# DATA SHOWN start

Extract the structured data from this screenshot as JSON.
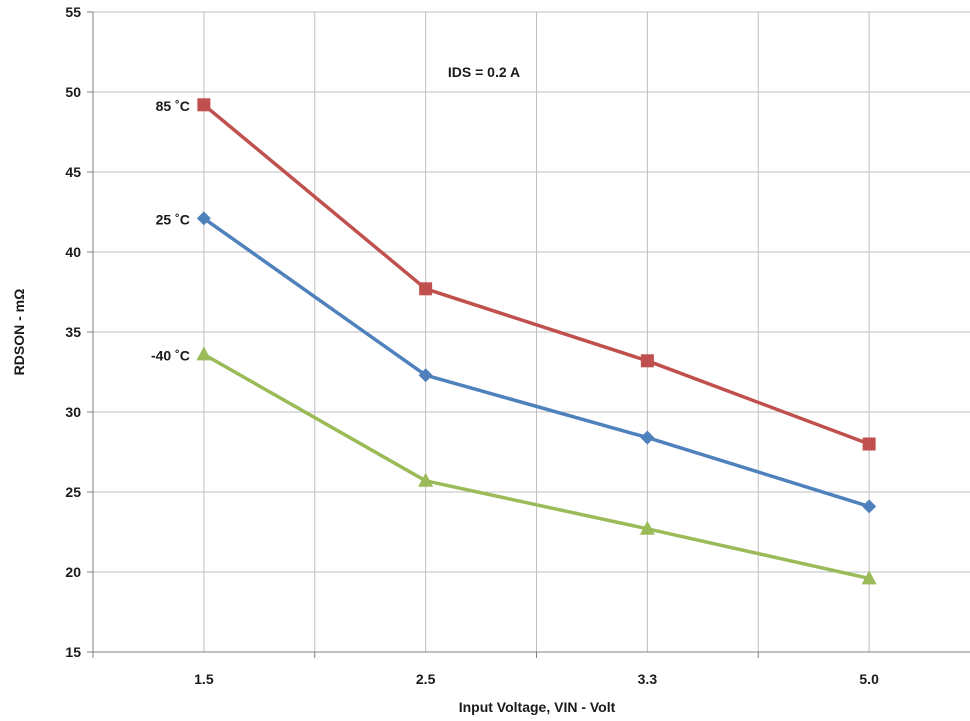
{
  "chart_data": {
    "type": "line",
    "title": "",
    "xlabel": "Input Voltage, VIN - Volt",
    "ylabel": "RDSON - mΩ",
    "categories": [
      "1.5",
      "2.5",
      "3.3",
      "5.0"
    ],
    "ylim": [
      15,
      55
    ],
    "yticks": [
      15,
      20,
      25,
      30,
      35,
      40,
      45,
      50,
      55
    ],
    "grid": true,
    "annotation": "IDS = 0.2 A",
    "series": [
      {
        "name": "85 ˚C",
        "values": [
          49.2,
          37.7,
          33.2,
          28.0
        ],
        "color": "#c0504d",
        "marker": "square"
      },
      {
        "name": "25 ˚C",
        "values": [
          42.1,
          32.3,
          28.4,
          24.1
        ],
        "color": "#4f81bd",
        "marker": "diamond"
      },
      {
        "name": "-40 ˚C",
        "values": [
          33.6,
          25.7,
          22.7,
          19.6
        ],
        "color": "#9bbb59",
        "marker": "triangle"
      }
    ]
  }
}
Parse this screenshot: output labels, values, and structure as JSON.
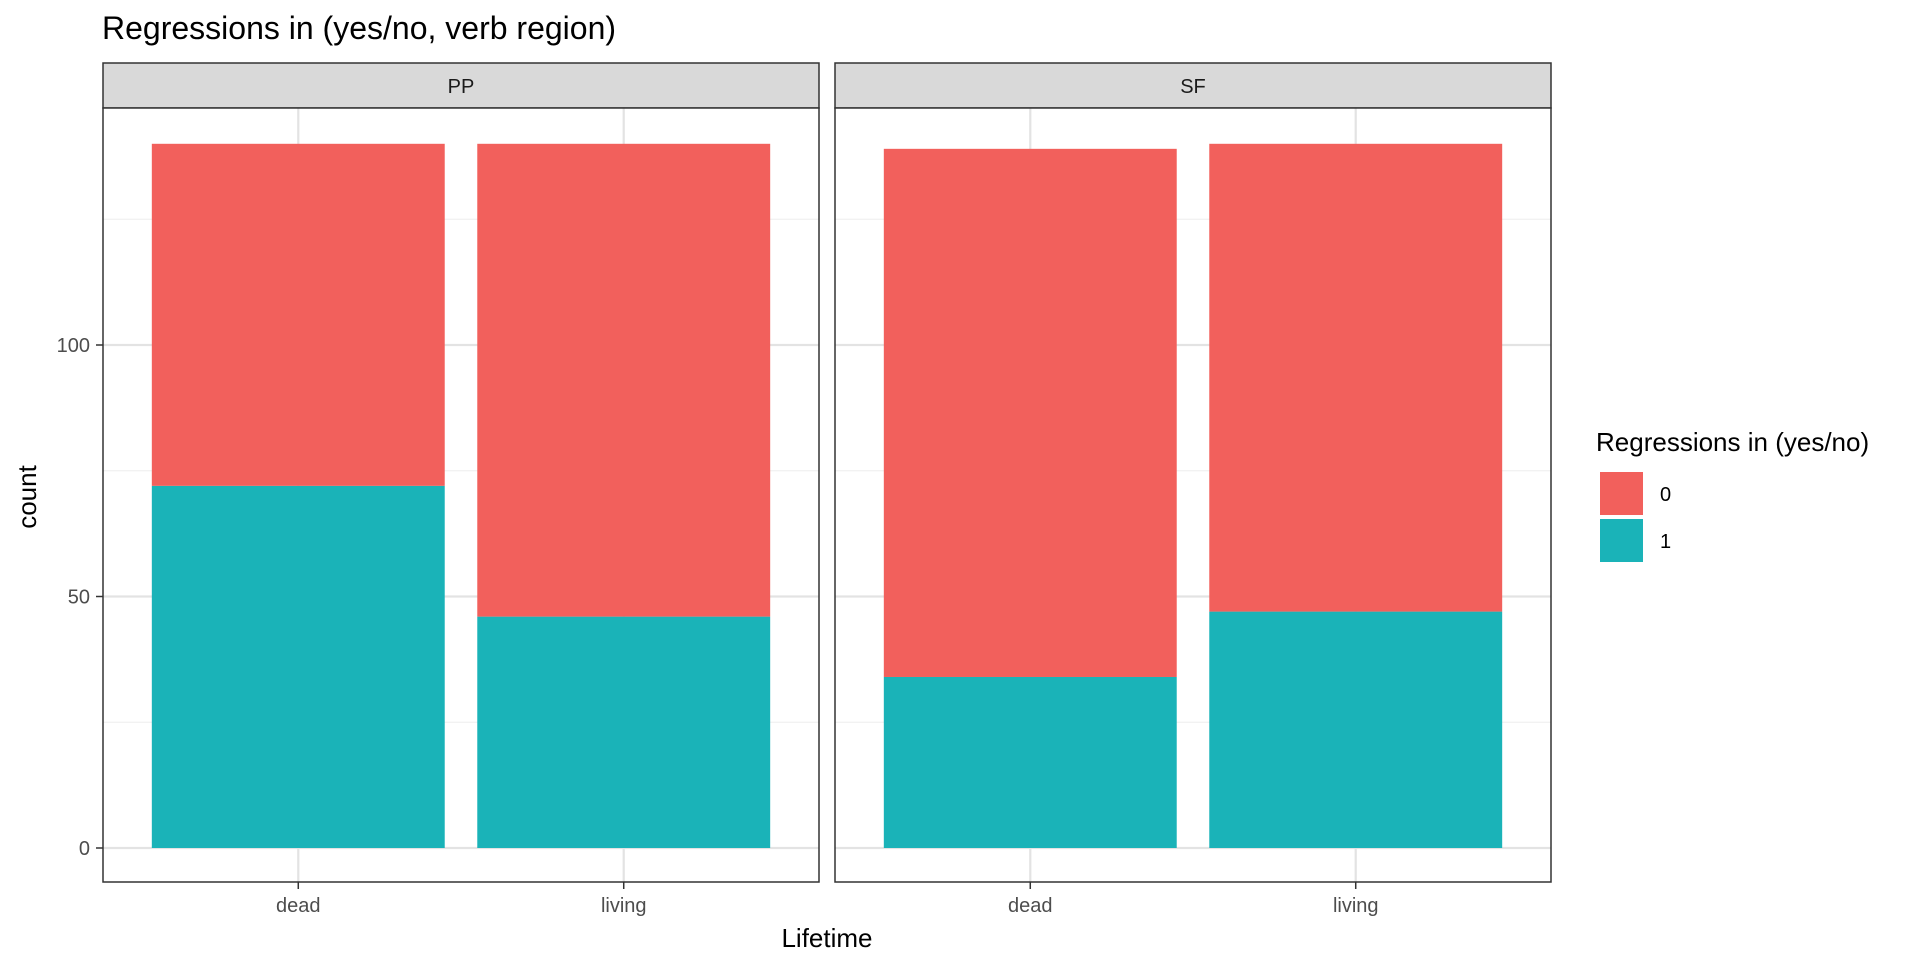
{
  "chart_data": {
    "type": "bar",
    "stacked": true,
    "title": "Regressions in (yes/no, verb region)",
    "xlabel": "Lifetime",
    "ylabel": "count",
    "ylim": [
      -7,
      147
    ],
    "yticks": [
      0,
      50,
      100
    ],
    "grid": true,
    "facets": [
      "PP",
      "SF"
    ],
    "categories": [
      "dead",
      "living"
    ],
    "legend": {
      "title": "Regressions in (yes/no)",
      "position": "right",
      "items": [
        {
          "label": "0",
          "color": "#F2605C"
        },
        {
          "label": "1",
          "color": "#1AB3B8"
        }
      ]
    },
    "series": [
      {
        "name": "0",
        "color": "#F2605C",
        "values": {
          "PP": [
            68,
            94
          ],
          "SF": [
            105,
            93
          ]
        }
      },
      {
        "name": "1",
        "color": "#1AB3B8",
        "values": {
          "PP": [
            72,
            46
          ],
          "SF": [
            34,
            47
          ]
        }
      }
    ]
  }
}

# DATA SHOWN end

**SHORT TASK**
Retype all of the entries exactly as written, leaving out any images.

**ANSWER FOR THIS EXERCISE**
Extract the structured data from this screenshot as JSON.
{
  "chart_data": {
    "type": "line",
    "title": "",
    "xlabel": "Input Voltage, VIN - Volt",
    "ylabel": "RDSON - mΩ",
    "categories": [
      "1.5",
      "2.5",
      "3.3",
      "5.0"
    ],
    "ylim": [
      15,
      55
    ],
    "yticks": [
      15,
      20,
      25,
      30,
      35,
      40,
      45,
      50,
      55
    ],
    "grid": true,
    "annotation": "IDS = 0.2 A",
    "series": [
      {
        "name": "85 ˚C",
        "values": [
          49.2,
          37.7,
          33.2,
          28.0
        ],
        "color": "#c0504d",
        "marker": "square"
      },
      {
        "name": "25 ˚C",
        "values": [
          42.1,
          32.3,
          28.4,
          24.1
        ],
        "color": "#4f81bd",
        "marker": "diamond"
      },
      {
        "name": "-40 ˚C",
        "values": [
          33.6,
          25.7,
          22.7,
          19.6
        ],
        "color": "#9bbb59",
        "marker": "triangle"
      }
    ]
  }
}
Parse this screenshot: output labels, values, and structure as JSON.
{
  "chart_data": {
    "type": "bar",
    "stacked": true,
    "title": "Regressions in (yes/no, verb region)",
    "xlabel": "Lifetime",
    "ylabel": "count",
    "ylim": [
      -7,
      147
    ],
    "yticks": [
      0,
      50,
      100
    ],
    "grid": true,
    "facets": [
      "PP",
      "SF"
    ],
    "categories": [
      "dead",
      "living"
    ],
    "legend": {
      "title": "Regressions in (yes/no)",
      "position": "right",
      "items": [
        {
          "label": "0",
          "color": "#F2605C"
        },
        {
          "label": "1",
          "color": "#1AB3B8"
        }
      ]
    },
    "series": [
      {
        "name": "0",
        "color": "#F2605C",
        "values": {
          "PP": [
            68,
            94
          ],
          "SF": [
            105,
            93
          ]
        }
      },
      {
        "name": "1",
        "color": "#1AB3B8",
        "values": {
          "PP": [
            72,
            46
          ],
          "SF": [
            34,
            47
          ]
        }
      }
    ]
  }
}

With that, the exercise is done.